▶ _Task details_: Copy out all lines where "label" appears.

Records excerpted from a collection

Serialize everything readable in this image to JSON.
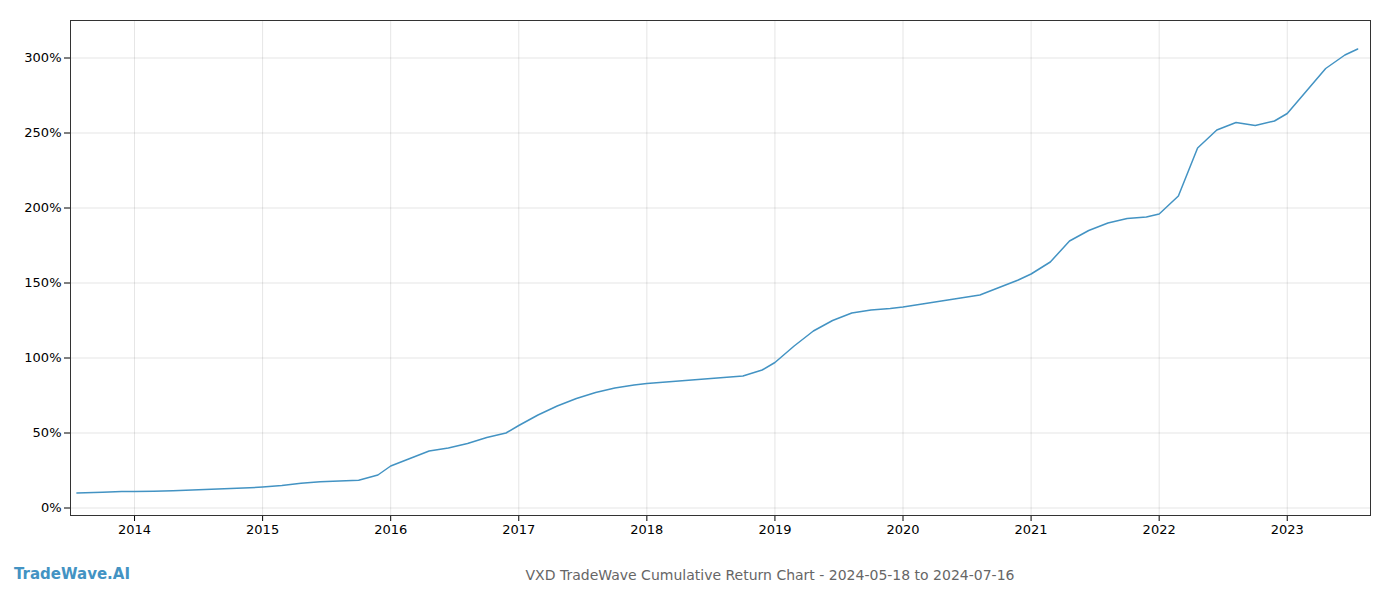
{
  "chart_data": {
    "type": "line",
    "title": "VXD TradeWave Cumulative Return Chart - 2024-05-18 to 2024-07-16",
    "annotations": [
      {
        "text": "TradeWave.AI",
        "color": "#4393c3"
      }
    ],
    "x": [
      2013.55,
      2013.75,
      2013.9,
      2014.0,
      2014.15,
      2014.3,
      2014.45,
      2014.6,
      2014.75,
      2014.9,
      2015.0,
      2015.15,
      2015.3,
      2015.45,
      2015.6,
      2015.75,
      2015.9,
      2016.0,
      2016.15,
      2016.3,
      2016.45,
      2016.6,
      2016.75,
      2016.9,
      2017.0,
      2017.15,
      2017.3,
      2017.45,
      2017.6,
      2017.75,
      2017.9,
      2018.0,
      2018.15,
      2018.3,
      2018.45,
      2018.6,
      2018.75,
      2018.9,
      2019.0,
      2019.15,
      2019.3,
      2019.45,
      2019.6,
      2019.75,
      2019.9,
      2020.0,
      2020.15,
      2020.3,
      2020.45,
      2020.6,
      2020.75,
      2020.9,
      2021.0,
      2021.15,
      2021.3,
      2021.45,
      2021.6,
      2021.75,
      2021.9,
      2022.0,
      2022.15,
      2022.3,
      2022.45,
      2022.6,
      2022.75,
      2022.9,
      2023.0,
      2023.15,
      2023.3,
      2023.45,
      2023.55
    ],
    "values": [
      10,
      10.5,
      11,
      11,
      11.2,
      11.5,
      12,
      12.5,
      13,
      13.5,
      14,
      15,
      16.5,
      17.5,
      18,
      18.5,
      22,
      28,
      33,
      38,
      40,
      43,
      47,
      50,
      55,
      62,
      68,
      73,
      77,
      80,
      82,
      83,
      84,
      85,
      86,
      87,
      88,
      92,
      97,
      108,
      118,
      125,
      130,
      132,
      133,
      134,
      136,
      138,
      140,
      142,
      147,
      152,
      156,
      164,
      178,
      185,
      190,
      193,
      194,
      196,
      208,
      240,
      252,
      257,
      255,
      258,
      263,
      278,
      293,
      302,
      306
    ],
    "color": "#4393c3",
    "xlim": [
      2013.5,
      2023.65
    ],
    "xticks": [
      2014,
      2015,
      2016,
      2017,
      2018,
      2019,
      2020,
      2021,
      2022,
      2023
    ],
    "ylim": [
      -5,
      325
    ],
    "yticks": [
      {
        "value": 0,
        "label": "0%"
      },
      {
        "value": 50,
        "label": "50%"
      },
      {
        "value": 100,
        "label": "100%"
      },
      {
        "value": 150,
        "label": "150%"
      },
      {
        "value": 200,
        "label": "200%"
      },
      {
        "value": 250,
        "label": "250%"
      },
      {
        "value": 300,
        "label": "300%"
      }
    ],
    "grid": true
  }
}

▶ _Full response_:
        "label": "0%"
        "label": "50%"
        "label": "100%"
        "label": "150%"
        "label": "200%"
        "label": "250%"
        "label": "300%"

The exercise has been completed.